**Your instructions:** Reproduce each of the following rows verbatim, leaving every line unchanged.

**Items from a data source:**
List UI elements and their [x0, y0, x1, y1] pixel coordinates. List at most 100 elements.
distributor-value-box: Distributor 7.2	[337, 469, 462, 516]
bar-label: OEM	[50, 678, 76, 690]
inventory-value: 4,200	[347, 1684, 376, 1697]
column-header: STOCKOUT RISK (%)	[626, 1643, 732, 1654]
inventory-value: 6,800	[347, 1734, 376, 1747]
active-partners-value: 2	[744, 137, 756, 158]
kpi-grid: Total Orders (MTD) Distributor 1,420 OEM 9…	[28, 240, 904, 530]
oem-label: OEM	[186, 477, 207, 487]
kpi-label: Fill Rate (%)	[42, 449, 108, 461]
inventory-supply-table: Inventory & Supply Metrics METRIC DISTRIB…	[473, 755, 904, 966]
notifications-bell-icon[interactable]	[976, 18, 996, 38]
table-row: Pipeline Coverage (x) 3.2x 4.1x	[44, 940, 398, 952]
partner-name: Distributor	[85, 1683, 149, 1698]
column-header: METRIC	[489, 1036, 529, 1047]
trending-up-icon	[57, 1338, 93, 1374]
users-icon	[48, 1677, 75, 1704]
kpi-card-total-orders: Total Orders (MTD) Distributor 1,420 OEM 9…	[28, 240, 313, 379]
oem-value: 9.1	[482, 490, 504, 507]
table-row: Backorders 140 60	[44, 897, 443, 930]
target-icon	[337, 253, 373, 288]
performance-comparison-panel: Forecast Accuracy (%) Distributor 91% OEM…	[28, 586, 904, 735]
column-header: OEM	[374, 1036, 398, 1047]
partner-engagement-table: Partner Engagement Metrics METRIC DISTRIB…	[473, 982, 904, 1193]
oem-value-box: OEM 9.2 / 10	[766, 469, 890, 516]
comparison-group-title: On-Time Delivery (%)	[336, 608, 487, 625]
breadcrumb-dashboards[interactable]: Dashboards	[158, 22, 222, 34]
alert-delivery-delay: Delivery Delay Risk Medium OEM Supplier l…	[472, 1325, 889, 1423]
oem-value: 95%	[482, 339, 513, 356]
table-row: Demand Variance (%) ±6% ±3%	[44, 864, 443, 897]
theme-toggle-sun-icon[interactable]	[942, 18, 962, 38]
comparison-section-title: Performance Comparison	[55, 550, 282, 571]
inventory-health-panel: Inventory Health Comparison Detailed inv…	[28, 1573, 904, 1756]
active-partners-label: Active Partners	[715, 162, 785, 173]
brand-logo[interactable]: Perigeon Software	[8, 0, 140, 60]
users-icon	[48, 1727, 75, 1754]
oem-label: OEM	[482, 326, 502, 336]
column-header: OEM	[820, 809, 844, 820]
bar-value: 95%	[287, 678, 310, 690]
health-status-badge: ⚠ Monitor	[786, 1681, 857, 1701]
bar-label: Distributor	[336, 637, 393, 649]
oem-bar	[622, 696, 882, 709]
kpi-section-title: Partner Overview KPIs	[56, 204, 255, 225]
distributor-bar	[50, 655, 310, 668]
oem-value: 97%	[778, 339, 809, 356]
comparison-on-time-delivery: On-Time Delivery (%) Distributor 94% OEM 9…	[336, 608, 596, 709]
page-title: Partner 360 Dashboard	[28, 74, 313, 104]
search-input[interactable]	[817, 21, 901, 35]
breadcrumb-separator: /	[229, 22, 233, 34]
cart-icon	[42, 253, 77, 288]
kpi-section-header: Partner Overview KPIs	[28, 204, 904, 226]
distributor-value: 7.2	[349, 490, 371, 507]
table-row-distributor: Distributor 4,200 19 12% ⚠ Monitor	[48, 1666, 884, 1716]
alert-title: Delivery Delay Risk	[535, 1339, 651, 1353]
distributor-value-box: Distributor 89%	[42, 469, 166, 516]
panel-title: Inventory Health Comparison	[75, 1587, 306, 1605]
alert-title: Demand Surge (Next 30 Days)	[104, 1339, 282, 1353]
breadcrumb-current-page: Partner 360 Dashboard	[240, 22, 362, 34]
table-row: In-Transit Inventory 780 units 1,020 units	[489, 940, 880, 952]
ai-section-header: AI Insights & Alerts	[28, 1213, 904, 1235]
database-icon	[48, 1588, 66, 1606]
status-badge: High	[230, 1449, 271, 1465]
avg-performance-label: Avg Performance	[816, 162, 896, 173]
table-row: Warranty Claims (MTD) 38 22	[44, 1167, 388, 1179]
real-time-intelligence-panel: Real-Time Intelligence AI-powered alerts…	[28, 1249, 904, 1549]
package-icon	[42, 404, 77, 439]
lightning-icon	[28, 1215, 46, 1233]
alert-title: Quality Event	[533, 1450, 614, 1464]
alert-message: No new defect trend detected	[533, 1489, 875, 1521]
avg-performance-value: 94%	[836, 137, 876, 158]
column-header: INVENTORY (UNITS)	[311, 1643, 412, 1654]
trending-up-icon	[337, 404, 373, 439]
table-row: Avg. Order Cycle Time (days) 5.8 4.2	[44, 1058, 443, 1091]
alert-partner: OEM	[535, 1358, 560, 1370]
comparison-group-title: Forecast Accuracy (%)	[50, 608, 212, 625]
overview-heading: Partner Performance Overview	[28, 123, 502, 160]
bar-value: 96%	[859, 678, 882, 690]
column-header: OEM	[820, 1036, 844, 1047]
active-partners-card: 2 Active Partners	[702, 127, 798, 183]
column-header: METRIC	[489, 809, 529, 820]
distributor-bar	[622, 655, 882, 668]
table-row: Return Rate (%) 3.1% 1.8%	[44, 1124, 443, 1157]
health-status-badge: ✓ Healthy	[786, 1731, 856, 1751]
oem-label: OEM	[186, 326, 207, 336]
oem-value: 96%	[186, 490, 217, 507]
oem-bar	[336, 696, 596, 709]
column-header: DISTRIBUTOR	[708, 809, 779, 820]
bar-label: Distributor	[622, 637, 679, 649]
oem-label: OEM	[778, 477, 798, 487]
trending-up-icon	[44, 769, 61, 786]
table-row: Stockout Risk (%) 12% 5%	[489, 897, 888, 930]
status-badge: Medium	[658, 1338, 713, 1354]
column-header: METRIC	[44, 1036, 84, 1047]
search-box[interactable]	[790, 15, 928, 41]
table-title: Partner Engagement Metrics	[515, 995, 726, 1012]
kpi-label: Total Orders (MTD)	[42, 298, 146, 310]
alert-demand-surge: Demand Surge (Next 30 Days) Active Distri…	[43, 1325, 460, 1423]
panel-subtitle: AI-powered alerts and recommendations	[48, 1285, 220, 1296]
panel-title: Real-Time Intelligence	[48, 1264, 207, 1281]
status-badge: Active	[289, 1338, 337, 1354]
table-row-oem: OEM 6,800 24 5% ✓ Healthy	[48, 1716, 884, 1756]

**Answer to this exercise:**
List UI elements and their [x0, y0, x1, y1] pixel coordinates. List at most 100 elements.
distributor-value-box: Distributor 7.2	[337, 469, 462, 516]
bar-label: OEM	[50, 678, 76, 690]
inventory-value: 4,200	[347, 1684, 376, 1697]
column-header: STOCKOUT RISK (%)	[626, 1643, 732, 1654]
inventory-value: 6,800	[347, 1734, 376, 1747]
active-partners-value: 2	[744, 137, 756, 158]
kpi-grid: Total Orders (MTD) Distributor 1,420 OEM 9…	[28, 240, 904, 530]
oem-label: OEM	[186, 477, 207, 487]
kpi-label: Fill Rate (%)	[42, 449, 108, 461]
inventory-supply-table: Inventory & Supply Metrics METRIC DISTRIB…	[473, 755, 904, 966]
notifications-bell-icon[interactable]	[976, 18, 996, 38]
table-row: Pipeline Coverage (x) 3.2x 4.1x	[44, 940, 398, 952]
partner-name: Distributor	[85, 1683, 149, 1698]
column-header: METRIC	[489, 1036, 529, 1047]
trending-up-icon	[57, 1338, 93, 1374]
users-icon	[48, 1677, 75, 1704]
kpi-card-total-orders: Total Orders (MTD) Distributor 1,420 OEM 9…	[28, 240, 313, 379]
oem-value: 9.1	[482, 490, 504, 507]
table-row: Backorders 140 60	[44, 897, 443, 930]
target-icon	[337, 253, 373, 288]
performance-comparison-panel: Forecast Accuracy (%) Distributor 91% OEM…	[28, 586, 904, 735]
column-header: OEM	[374, 1036, 398, 1047]
partner-engagement-table: Partner Engagement Metrics METRIC DISTRIB…	[473, 982, 904, 1193]
oem-value-box: OEM 9.2 / 10	[766, 469, 890, 516]
comparison-group-title: On-Time Delivery (%)	[336, 608, 487, 625]
breadcrumb-dashboards[interactable]: Dashboards	[158, 22, 222, 34]
alert-delivery-delay: Delivery Delay Risk Medium OEM Supplier l…	[472, 1325, 889, 1423]
oem-value: 95%	[482, 339, 513, 356]
table-row: Demand Variance (%) ±6% ±3%	[44, 864, 443, 897]
theme-toggle-sun-icon[interactable]	[942, 18, 962, 38]
comparison-section-title: Performance Comparison	[55, 550, 282, 571]
inventory-health-panel: Inventory Health Comparison Detailed inv…	[28, 1573, 904, 1756]
active-partners-label: Active Partners	[715, 162, 785, 173]
brand-logo[interactable]: Perigeon Software	[8, 0, 140, 60]
users-icon	[48, 1727, 75, 1754]
oem-label: OEM	[482, 326, 502, 336]
column-header: OEM	[820, 809, 844, 820]
bar-value: 95%	[287, 678, 310, 690]
health-status-badge: ⚠ Monitor	[786, 1681, 857, 1701]
bar-label: Distributor	[336, 637, 393, 649]
oem-bar	[622, 696, 882, 709]
kpi-section-title: Partner Overview KPIs	[56, 204, 255, 225]
distributor-bar	[50, 655, 310, 668]
oem-value: 97%	[778, 339, 809, 356]
comparison-on-time-delivery: On-Time Delivery (%) Distributor 94% OEM 9…	[336, 608, 596, 709]
page-title: Partner 360 Dashboard	[28, 74, 313, 104]
search-input[interactable]	[817, 21, 901, 35]
breadcrumb-separator: /	[229, 22, 233, 34]
cart-icon	[42, 253, 77, 288]
kpi-section-header: Partner Overview KPIs	[28, 204, 904, 226]
distributor-value: 7.2	[349, 490, 371, 507]
table-row-distributor: Distributor 4,200 19 12% ⚠ Monitor	[48, 1666, 884, 1716]
alert-title: Delivery Delay Risk	[535, 1339, 651, 1353]
distributor-value-box: Distributor 89%	[42, 469, 166, 516]
panel-title: Inventory Health Comparison	[75, 1587, 306, 1605]
alert-title: Demand Surge (Next 30 Days)	[104, 1339, 282, 1353]
breadcrumb-current-page: Partner 360 Dashboard	[240, 22, 362, 34]
table-row: In-Transit Inventory 780 units 1,020 units	[489, 940, 880, 952]
ai-section-header: AI Insights & Alerts	[28, 1213, 904, 1235]
database-icon	[48, 1588, 66, 1606]
status-badge: High	[230, 1449, 271, 1465]
avg-performance-label: Avg Performance	[816, 162, 896, 173]
table-row: Warranty Claims (MTD) 38 22	[44, 1167, 388, 1179]
real-time-intelligence-panel: Real-Time Intelligence AI-powered alerts…	[28, 1249, 904, 1549]
package-icon	[42, 404, 77, 439]
lightning-icon	[28, 1215, 46, 1233]
alert-title: Quality Event	[533, 1450, 614, 1464]
alert-message: No new defect trend detected	[533, 1489, 875, 1521]
avg-performance-value: 94%	[836, 137, 876, 158]
column-header: INVENTORY (UNITS)	[311, 1643, 412, 1654]
trending-up-icon	[337, 404, 373, 439]
table-row: Avg. Order Cycle Time (days) 5.8 4.2	[44, 1058, 443, 1091]
alert-partner: OEM	[535, 1358, 560, 1370]
comparison-group-title: Forecast Accuracy (%)	[50, 608, 212, 625]
overview-heading: Partner Performance Overview	[28, 123, 502, 160]
bar-value: 96%	[859, 678, 882, 690]
column-header: OEM	[820, 1036, 844, 1047]
active-partners-card: 2 Active Partners	[702, 127, 798, 183]
column-header: METRIC	[489, 809, 529, 820]
distributor-bar	[622, 655, 882, 668]
table-row: Return Rate (%) 3.1% 1.8%	[44, 1124, 443, 1157]
health-status-badge: ✓ Healthy	[786, 1731, 856, 1751]
oem-label: OEM	[186, 326, 207, 336]
oem-value: 96%	[186, 490, 217, 507]
oem-bar	[336, 696, 596, 709]
column-header: DISTRIBUTOR	[708, 809, 779, 820]
bar-label: Distributor	[622, 637, 679, 649]
oem-label: OEM	[778, 477, 798, 487]
trending-up-icon	[44, 769, 61, 786]
table-row: Stockout Risk (%) 12% 5%	[489, 897, 888, 930]
status-badge: Medium	[658, 1338, 713, 1354]
column-header: METRIC	[44, 1036, 84, 1047]
search-box[interactable]	[790, 15, 928, 41]
table-title: Partner Engagement Metrics	[515, 995, 726, 1012]
kpi-label: Total Orders (MTD)	[42, 298, 146, 310]
alert-demand-surge: Demand Surge (Next 30 Days) Active Distri…	[43, 1325, 460, 1423]
panel-subtitle: AI-powered alerts and recommendations	[48, 1285, 220, 1296]
panel-title: Real-Time Intelligence	[48, 1264, 207, 1281]
status-badge: Active	[289, 1338, 337, 1354]
table-row-oem: OEM 6,800 24 5% ✓ Healthy	[48, 1716, 884, 1756]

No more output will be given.